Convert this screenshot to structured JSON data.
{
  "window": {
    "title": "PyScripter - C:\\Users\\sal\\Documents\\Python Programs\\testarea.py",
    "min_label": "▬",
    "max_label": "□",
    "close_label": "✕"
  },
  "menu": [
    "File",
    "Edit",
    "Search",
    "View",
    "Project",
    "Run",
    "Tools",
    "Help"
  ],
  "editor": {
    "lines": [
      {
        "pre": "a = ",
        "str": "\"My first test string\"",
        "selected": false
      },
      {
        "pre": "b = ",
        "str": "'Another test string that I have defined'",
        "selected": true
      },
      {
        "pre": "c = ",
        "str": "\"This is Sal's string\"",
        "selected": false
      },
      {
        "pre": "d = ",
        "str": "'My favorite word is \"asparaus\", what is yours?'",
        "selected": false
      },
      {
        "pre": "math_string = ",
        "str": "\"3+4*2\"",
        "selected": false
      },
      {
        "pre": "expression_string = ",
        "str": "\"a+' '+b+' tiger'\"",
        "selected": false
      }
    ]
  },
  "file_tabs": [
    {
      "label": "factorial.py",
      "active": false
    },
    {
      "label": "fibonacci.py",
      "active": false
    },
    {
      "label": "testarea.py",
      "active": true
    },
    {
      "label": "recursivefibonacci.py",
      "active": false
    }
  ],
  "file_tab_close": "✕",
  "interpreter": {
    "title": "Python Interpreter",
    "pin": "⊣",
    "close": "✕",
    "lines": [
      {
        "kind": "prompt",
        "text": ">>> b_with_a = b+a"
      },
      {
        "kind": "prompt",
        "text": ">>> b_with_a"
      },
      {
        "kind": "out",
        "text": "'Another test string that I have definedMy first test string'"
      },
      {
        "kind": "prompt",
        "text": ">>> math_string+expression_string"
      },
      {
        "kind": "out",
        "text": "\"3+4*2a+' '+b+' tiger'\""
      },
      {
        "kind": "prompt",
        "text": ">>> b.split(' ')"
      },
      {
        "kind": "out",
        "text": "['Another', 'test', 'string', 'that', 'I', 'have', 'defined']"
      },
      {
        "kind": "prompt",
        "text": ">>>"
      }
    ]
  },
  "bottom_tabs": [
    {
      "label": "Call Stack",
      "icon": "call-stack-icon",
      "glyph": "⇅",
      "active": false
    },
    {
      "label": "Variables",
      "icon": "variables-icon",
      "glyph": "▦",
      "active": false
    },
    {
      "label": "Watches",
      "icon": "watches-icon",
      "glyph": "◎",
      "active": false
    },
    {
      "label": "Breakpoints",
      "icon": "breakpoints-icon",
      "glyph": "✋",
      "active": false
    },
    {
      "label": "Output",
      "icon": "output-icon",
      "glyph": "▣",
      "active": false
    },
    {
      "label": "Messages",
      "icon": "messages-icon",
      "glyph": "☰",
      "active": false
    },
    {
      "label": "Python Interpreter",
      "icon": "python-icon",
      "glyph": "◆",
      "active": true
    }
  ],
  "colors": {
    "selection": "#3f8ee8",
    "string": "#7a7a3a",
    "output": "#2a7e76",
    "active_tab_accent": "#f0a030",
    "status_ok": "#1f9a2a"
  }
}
---
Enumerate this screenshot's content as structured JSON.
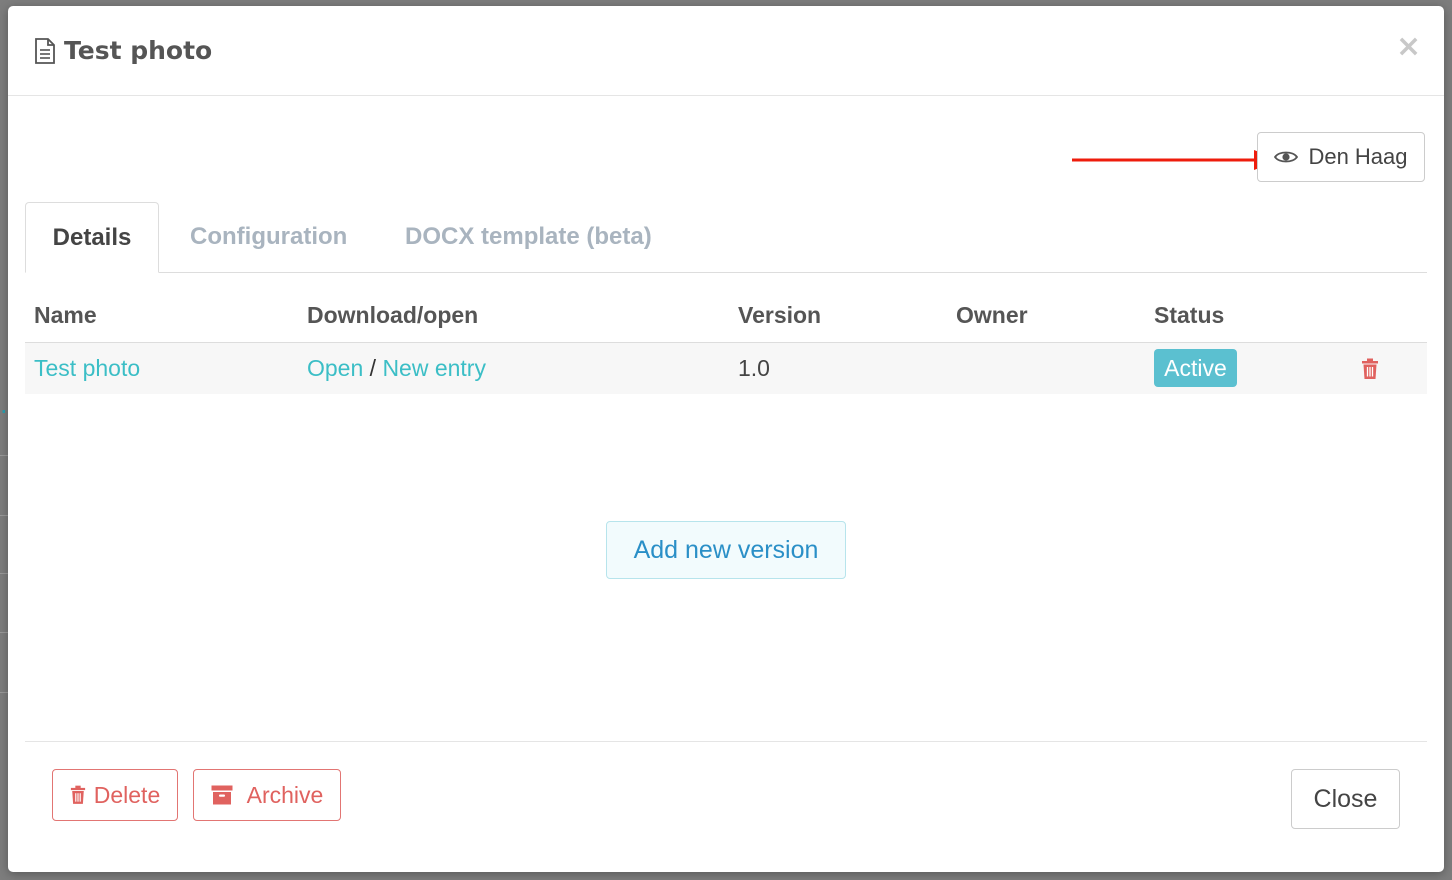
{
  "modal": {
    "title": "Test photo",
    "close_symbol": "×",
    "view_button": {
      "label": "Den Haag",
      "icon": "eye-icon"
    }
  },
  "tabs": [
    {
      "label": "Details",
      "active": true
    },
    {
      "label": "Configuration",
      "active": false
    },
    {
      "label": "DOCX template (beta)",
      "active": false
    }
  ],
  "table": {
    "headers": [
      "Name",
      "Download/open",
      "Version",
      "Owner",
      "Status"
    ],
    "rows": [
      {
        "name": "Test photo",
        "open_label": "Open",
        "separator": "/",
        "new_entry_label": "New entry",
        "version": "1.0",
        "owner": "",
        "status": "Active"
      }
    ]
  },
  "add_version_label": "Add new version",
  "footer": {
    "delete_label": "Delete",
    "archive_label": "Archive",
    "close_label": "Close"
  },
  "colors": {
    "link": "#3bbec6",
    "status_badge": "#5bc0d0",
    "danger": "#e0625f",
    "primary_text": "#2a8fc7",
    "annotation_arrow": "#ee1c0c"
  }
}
* * *
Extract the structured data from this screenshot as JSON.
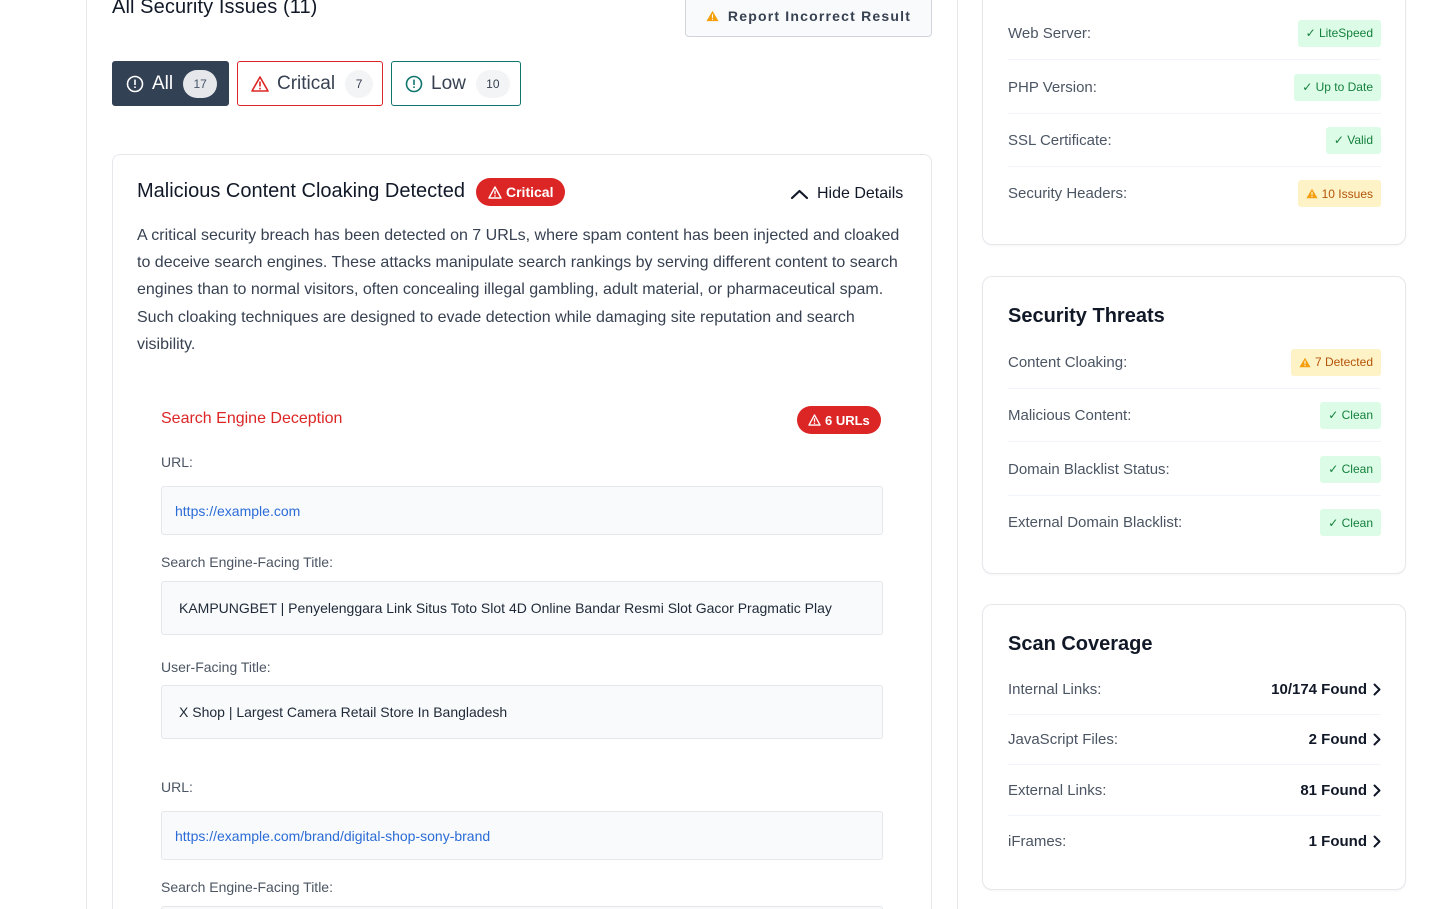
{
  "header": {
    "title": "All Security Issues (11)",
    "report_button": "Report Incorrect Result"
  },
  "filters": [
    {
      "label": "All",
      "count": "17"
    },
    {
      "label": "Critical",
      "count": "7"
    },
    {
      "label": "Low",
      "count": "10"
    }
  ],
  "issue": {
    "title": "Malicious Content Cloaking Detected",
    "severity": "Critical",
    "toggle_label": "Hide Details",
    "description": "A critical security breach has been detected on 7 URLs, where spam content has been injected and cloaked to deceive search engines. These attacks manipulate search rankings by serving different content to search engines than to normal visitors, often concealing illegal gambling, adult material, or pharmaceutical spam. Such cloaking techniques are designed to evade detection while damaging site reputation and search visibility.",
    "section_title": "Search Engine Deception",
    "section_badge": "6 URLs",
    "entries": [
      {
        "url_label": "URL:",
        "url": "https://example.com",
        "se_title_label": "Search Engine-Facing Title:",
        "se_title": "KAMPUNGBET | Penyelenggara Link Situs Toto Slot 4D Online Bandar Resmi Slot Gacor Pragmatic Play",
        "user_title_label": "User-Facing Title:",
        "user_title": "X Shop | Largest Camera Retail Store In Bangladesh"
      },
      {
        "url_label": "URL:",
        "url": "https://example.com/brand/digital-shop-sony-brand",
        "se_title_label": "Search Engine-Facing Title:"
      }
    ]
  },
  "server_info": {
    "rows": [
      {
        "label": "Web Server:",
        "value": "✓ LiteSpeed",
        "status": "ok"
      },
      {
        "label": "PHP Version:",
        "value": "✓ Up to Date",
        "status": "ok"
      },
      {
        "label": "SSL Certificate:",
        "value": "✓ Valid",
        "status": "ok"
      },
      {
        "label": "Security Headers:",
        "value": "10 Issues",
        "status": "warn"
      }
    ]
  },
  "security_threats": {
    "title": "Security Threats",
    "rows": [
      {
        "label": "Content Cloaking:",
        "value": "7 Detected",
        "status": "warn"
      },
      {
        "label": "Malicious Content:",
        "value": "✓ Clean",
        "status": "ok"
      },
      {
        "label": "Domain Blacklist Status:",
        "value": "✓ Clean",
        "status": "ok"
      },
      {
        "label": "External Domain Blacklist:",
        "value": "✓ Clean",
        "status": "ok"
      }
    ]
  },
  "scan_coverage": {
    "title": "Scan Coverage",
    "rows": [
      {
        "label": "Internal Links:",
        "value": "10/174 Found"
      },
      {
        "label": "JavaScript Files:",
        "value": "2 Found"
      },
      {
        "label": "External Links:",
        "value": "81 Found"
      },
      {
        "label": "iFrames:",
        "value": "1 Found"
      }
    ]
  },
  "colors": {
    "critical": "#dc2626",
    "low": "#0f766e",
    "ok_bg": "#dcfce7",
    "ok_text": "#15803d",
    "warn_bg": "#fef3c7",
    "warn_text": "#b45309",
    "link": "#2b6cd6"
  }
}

> **Instructions to follow**:
Show all lines from the records above where the word "glyph" occurs.

> **Correct answer**:
      "glyph": "⇅",
      "glyph": "▦",
      "glyph": "◎",
      "glyph": "✋",
      "glyph": "▣",
      "glyph": "☰",
      "glyph": "◆",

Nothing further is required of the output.